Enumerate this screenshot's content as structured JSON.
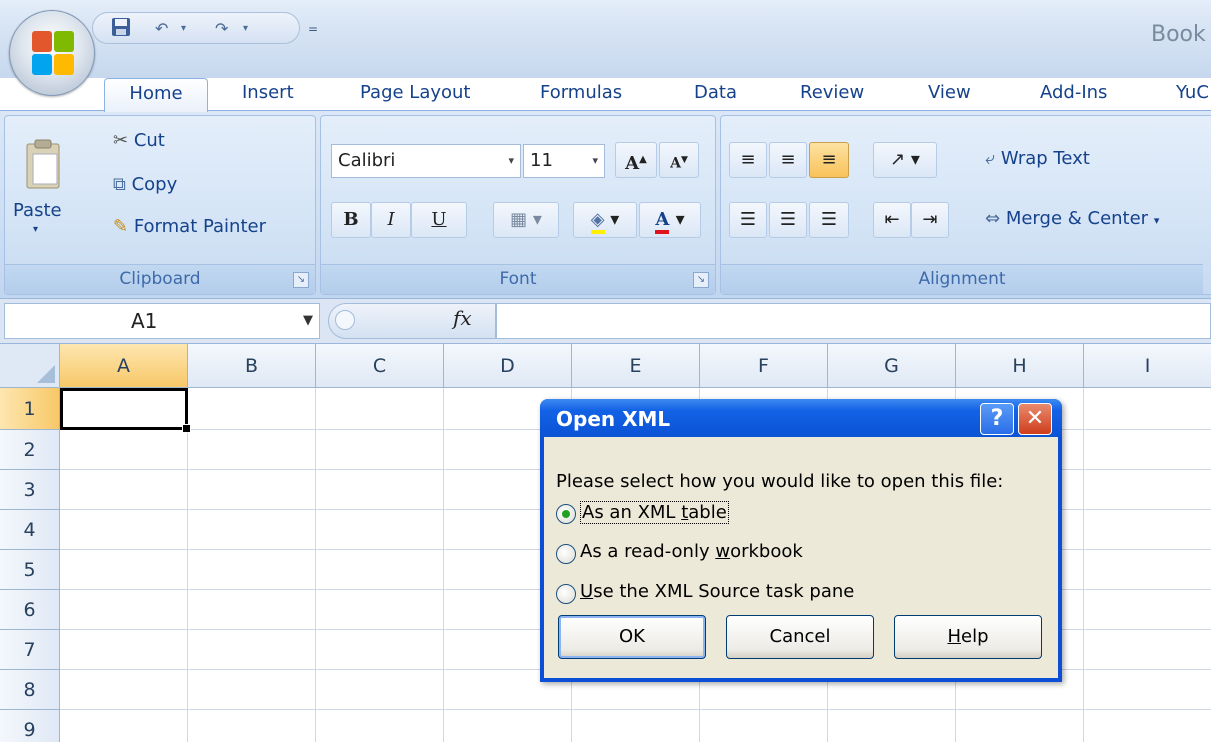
{
  "titlebar": {
    "app_title": "Book",
    "qat_customize": "="
  },
  "tabs": [
    "Home",
    "Insert",
    "Page Layout",
    "Formulas",
    "Data",
    "Review",
    "View",
    "Add-Ins",
    "YuC"
  ],
  "ribbon": {
    "clipboard": {
      "label": "Clipboard",
      "paste": "Paste",
      "cut": "Cut",
      "copy": "Copy",
      "format_painter": "Format Painter"
    },
    "font": {
      "label": "Font",
      "font_name": "Calibri",
      "font_size": "11",
      "bold": "B",
      "italic": "I",
      "underline": "U",
      "grow": "A",
      "shrink": "A",
      "font_color": "A"
    },
    "alignment": {
      "label": "Alignment",
      "wrap_text": "Wrap Text",
      "merge_center": "Merge & Center"
    }
  },
  "formula_bar": {
    "name_box": "A1",
    "fx": "fx",
    "formula": ""
  },
  "grid": {
    "columns": [
      "A",
      "B",
      "C",
      "D",
      "E",
      "F",
      "G",
      "H",
      "I"
    ],
    "rows": [
      "1",
      "2",
      "3",
      "4",
      "5",
      "6",
      "7",
      "8",
      "9"
    ],
    "active_cell": "A1"
  },
  "dialog": {
    "title": "Open XML",
    "help_glyph": "?",
    "close_glyph": "✕",
    "prompt": "Please select how you would like to open this file:",
    "options": [
      {
        "pre": "As an XML ",
        "key": "t",
        "post": "able",
        "checked": true
      },
      {
        "pre": "As a read-only ",
        "key": "w",
        "post": "orkbook",
        "checked": false
      },
      {
        "pre": "",
        "key": "U",
        "post": "se the XML Source task pane",
        "checked": false
      }
    ],
    "ok": "OK",
    "cancel": "Cancel",
    "help_pre": "",
    "help_key": "H",
    "help_post": "elp"
  },
  "colors": {
    "accent": "#15428b",
    "selection": "#f8c868",
    "dialog_title": "#0a53d4"
  }
}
──────────────────────────────
● TASK REQUIREMENTS
Pull out and copy each line containing the string "this".

● REPLY
Enumerate this screenshot's content as structured JSON.
    "prompt": "Please select how you would like to open this file:",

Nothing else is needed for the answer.